• [Task statement]
Copy each line exactly. Leave nothing out.

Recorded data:

──────────

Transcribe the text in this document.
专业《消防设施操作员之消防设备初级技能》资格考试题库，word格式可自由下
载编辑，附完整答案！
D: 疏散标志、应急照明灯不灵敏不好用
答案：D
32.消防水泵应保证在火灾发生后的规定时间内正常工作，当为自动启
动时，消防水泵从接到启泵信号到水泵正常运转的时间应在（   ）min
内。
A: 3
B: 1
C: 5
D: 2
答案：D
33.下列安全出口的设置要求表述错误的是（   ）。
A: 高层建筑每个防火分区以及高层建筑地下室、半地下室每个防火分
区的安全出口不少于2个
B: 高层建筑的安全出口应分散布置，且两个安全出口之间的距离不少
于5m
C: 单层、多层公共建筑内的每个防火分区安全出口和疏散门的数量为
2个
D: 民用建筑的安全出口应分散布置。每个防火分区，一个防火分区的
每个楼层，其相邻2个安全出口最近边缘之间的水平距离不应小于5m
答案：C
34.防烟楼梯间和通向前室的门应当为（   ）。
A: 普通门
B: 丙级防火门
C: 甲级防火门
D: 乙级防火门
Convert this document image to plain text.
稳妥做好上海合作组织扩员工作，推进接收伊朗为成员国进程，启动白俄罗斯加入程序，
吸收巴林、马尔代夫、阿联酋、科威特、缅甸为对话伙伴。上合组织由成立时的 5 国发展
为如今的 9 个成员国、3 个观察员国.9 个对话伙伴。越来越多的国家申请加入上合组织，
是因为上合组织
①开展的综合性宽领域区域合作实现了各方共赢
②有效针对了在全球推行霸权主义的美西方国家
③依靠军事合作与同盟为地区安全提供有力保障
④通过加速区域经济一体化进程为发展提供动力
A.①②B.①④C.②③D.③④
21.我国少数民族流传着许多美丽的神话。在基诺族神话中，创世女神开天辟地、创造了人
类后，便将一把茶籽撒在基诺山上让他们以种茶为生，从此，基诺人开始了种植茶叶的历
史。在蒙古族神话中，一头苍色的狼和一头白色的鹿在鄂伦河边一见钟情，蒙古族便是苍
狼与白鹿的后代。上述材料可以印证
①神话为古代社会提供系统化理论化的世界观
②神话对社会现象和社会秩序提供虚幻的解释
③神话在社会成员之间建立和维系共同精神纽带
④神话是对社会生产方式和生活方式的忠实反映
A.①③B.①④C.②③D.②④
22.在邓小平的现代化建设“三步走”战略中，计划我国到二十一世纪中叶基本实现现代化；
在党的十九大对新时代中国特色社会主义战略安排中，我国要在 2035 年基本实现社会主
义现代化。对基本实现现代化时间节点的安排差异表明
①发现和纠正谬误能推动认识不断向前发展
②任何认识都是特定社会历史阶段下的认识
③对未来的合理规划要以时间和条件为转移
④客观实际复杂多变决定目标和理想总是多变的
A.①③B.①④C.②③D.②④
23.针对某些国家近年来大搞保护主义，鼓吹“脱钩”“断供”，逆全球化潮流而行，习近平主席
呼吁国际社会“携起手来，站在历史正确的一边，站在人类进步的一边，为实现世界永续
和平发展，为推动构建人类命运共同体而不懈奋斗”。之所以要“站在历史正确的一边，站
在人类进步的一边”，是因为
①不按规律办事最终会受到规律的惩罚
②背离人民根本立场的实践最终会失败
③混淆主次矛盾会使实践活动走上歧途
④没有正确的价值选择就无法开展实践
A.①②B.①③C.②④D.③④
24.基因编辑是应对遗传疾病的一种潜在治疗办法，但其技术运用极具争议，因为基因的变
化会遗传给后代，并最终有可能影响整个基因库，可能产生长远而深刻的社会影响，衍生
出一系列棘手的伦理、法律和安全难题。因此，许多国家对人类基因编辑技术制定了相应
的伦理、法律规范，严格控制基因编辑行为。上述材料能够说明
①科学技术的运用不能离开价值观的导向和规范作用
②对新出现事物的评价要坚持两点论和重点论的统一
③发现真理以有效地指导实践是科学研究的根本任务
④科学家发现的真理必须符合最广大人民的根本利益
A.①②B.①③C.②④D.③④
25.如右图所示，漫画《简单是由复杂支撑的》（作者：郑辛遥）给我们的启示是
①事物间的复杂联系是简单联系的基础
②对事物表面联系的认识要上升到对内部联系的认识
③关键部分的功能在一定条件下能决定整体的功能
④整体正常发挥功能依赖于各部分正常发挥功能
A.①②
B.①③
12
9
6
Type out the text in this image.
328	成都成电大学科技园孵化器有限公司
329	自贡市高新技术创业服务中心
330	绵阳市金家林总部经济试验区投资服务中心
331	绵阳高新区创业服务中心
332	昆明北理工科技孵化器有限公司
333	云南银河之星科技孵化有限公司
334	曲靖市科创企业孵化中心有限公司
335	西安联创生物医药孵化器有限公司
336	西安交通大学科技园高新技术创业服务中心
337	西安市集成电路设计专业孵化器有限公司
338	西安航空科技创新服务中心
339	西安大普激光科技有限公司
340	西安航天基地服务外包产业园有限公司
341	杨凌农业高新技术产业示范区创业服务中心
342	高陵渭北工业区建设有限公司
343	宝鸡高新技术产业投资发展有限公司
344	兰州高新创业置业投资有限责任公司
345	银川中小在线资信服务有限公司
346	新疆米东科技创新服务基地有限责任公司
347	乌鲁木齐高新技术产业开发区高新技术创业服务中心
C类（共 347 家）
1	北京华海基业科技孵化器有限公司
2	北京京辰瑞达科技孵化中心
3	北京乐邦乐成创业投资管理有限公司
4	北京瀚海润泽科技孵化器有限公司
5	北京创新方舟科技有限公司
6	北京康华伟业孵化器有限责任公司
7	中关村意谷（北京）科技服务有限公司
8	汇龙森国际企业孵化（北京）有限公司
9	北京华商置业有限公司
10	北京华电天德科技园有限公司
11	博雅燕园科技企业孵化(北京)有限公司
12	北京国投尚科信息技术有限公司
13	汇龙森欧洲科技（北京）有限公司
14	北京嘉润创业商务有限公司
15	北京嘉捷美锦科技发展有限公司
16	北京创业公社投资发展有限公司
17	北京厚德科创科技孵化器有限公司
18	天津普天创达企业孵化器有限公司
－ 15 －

──────────

• [Solution to this problem]
Transcribe the text in this document.
专业《消防设施操作员之消防设备初级技能》资格考试题库，word格式可自由下
载编辑，附完整答案！
D: 疏散标志、应急照明灯不灵敏不好用
答案：D
32.消防水泵应保证在火灾发生后的规定时间内正常工作，当为自动启
动时，消防水泵从接到启泵信号到水泵正常运转的时间应在（   ）min
内。
A: 3
B: 1
C: 5
D: 2
答案：D
33.下列安全出口的设置要求表述错误的是（   ）。
A: 高层建筑每个防火分区以及高层建筑地下室、半地下室每个防火分
区的安全出口不少于2个
B: 高层建筑的安全出口应分散布置，且两个安全出口之间的距离不少
于5m
C: 单层、多层公共建筑内的每个防火分区安全出口和疏散门的数量为
2个
D: 民用建筑的安全出口应分散布置。每个防火分区，一个防火分区的
每个楼层，其相邻2个安全出口最近边缘之间的水平距离不应小于5m
答案：C
34.防烟楼梯间和通向前室的门应当为（   ）。
A: 普通门
B: 丙级防火门
C: 甲级防火门
D: 乙级防火门
Convert this document image to plain text.
稳妥做好上海合作组织扩员工作，推进接收伊朗为成员国进程，启动白俄罗斯加入程序，
吸收巴林、马尔代夫、阿联酋、科威特、缅甸为对话伙伴。上合组织由成立时的 5 国发展
为如今的 9 个成员国、3 个观察员国.9 个对话伙伴。越来越多的国家申请加入上合组织，
是因为上合组织
①开展的综合性宽领域区域合作实现了各方共赢
②有效针对了在全球推行霸权主义的美西方国家
③依靠军事合作与同盟为地区安全提供有力保障
④通过加速区域经济一体化进程为发展提供动力
A.①②B.①④C.②③D.③④
21.我国少数民族流传着许多美丽的神话。在基诺族神话中，创世女神开天辟地、创造了人
类后，便将一把茶籽撒在基诺山上让他们以种茶为生，从此，基诺人开始了种植茶叶的历
史。在蒙古族神话中，一头苍色的狼和一头白色的鹿在鄂伦河边一见钟情，蒙古族便是苍
狼与白鹿的后代。上述材料可以印证
①神话为古代社会提供系统化理论化的世界观
②神话对社会现象和社会秩序提供虚幻的解释
③神话在社会成员之间建立和维系共同精神纽带
④神话是对社会生产方式和生活方式的忠实反映
A.①③B.①④C.②③D.②④
22.在邓小平的现代化建设“三步走”战略中，计划我国到二十一世纪中叶基本实现现代化；
在党的十九大对新时代中国特色社会主义战略安排中，我国要在 2035 年基本实现社会主
义现代化。对基本实现现代化时间节点的安排差异表明
①发现和纠正谬误能推动认识不断向前发展
②任何认识都是特定社会历史阶段下的认识
③对未来的合理规划要以时间和条件为转移
④客观实际复杂多变决定目标和理想总是多变的
A.①③B.①④C.②③D.②④
23.针对某些国家近年来大搞保护主义，鼓吹“脱钩”“断供”，逆全球化潮流而行，习近平主席
呼吁国际社会“携起手来，站在历史正确的一边，站在人类进步的一边，为实现世界永续
和平发展，为推动构建人类命运共同体而不懈奋斗”。之所以要“站在历史正确的一边，站
在人类进步的一边”，是因为
①不按规律办事最终会受到规律的惩罚
②背离人民根本立场的实践最终会失败
③混淆主次矛盾会使实践活动走上歧途
④没有正确的价值选择就无法开展实践
A.①②B.①③C.②④D.③④
24.基因编辑是应对遗传疾病的一种潜在治疗办法，但其技术运用极具争议，因为基因的变
化会遗传给后代，并最终有可能影响整个基因库，可能产生长远而深刻的社会影响，衍生
出一系列棘手的伦理、法律和安全难题。因此，许多国家对人类基因编辑技术制定了相应
的伦理、法律规范，严格控制基因编辑行为。上述材料能够说明
①科学技术的运用不能离开价值观的导向和规范作用
②对新出现事物的评价要坚持两点论和重点论的统一
③发现真理以有效地指导实践是科学研究的根本任务
④科学家发现的真理必须符合最广大人民的根本利益
A.①②B.①③C.②④D.③④
25.如右图所示，漫画《简单是由复杂支撑的》（作者：郑辛遥）给我们的启示是
①事物间的复杂联系是简单联系的基础
②对事物表面联系的认识要上升到对内部联系的认识
③关键部分的功能在一定条件下能决定整体的功能
④整体正常发挥功能依赖于各部分正常发挥功能
A.①②
B.①③
12
9
6
Type out the text in this image.
328	成都成电大学科技园孵化器有限公司
329	自贡市高新技术创业服务中心
330	绵阳市金家林总部经济试验区投资服务中心
331	绵阳高新区创业服务中心
332	昆明北理工科技孵化器有限公司
333	云南银河之星科技孵化有限公司
334	曲靖市科创企业孵化中心有限公司
335	西安联创生物医药孵化器有限公司
336	西安交通大学科技园高新技术创业服务中心
337	西安市集成电路设计专业孵化器有限公司
338	西安航空科技创新服务中心
339	西安大普激光科技有限公司
340	西安航天基地服务外包产业园有限公司
341	杨凌农业高新技术产业示范区创业服务中心
342	高陵渭北工业区建设有限公司
343	宝鸡高新技术产业投资发展有限公司
344	兰州高新创业置业投资有限责任公司
345	银川中小在线资信服务有限公司
346	新疆米东科技创新服务基地有限责任公司
347	乌鲁木齐高新技术产业开发区高新技术创业服务中心
C类（共 347 家）
1	北京华海基业科技孵化器有限公司
2	北京京辰瑞达科技孵化中心
3	北京乐邦乐成创业投资管理有限公司
4	北京瀚海润泽科技孵化器有限公司
5	北京创新方舟科技有限公司
6	北京康华伟业孵化器有限责任公司
7	中关村意谷（北京）科技服务有限公司
8	汇龙森国际企业孵化（北京）有限公司
9	北京华商置业有限公司
10	北京华电天德科技园有限公司
11	博雅燕园科技企业孵化(北京)有限公司
12	北京国投尚科信息技术有限公司
13	汇龙森欧洲科技（北京）有限公司
14	北京嘉润创业商务有限公司
15	北京嘉捷美锦科技发展有限公司
16	北京创业公社投资发展有限公司
17	北京厚德科创科技孵化器有限公司
18	天津普天创达企业孵化器有限公司
－ 15 －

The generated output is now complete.